== GIVEN INSTRUCTION ==
Of the lines in the entries, how many hold the word "PbZn"? Give that number alone.

== RECORDS TO PROCESS ==
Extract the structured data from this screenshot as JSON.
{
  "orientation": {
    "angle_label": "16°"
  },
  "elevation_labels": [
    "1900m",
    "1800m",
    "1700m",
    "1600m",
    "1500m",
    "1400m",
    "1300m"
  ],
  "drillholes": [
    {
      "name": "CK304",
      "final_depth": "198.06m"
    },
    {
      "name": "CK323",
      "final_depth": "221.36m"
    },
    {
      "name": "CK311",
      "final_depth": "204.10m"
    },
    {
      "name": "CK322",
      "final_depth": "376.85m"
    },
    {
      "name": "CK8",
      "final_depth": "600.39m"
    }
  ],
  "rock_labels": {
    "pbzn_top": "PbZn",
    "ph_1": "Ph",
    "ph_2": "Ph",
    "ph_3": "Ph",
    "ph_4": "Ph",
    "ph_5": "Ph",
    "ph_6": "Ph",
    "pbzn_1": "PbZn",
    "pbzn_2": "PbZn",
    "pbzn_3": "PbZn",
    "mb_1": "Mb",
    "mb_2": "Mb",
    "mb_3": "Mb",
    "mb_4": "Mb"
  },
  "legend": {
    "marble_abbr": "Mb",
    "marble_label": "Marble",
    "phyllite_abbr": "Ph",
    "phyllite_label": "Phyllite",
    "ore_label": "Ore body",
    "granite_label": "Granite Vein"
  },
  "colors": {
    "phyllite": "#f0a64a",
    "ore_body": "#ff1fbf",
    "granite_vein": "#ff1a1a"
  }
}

== RESULT OF THIS TASK ==
4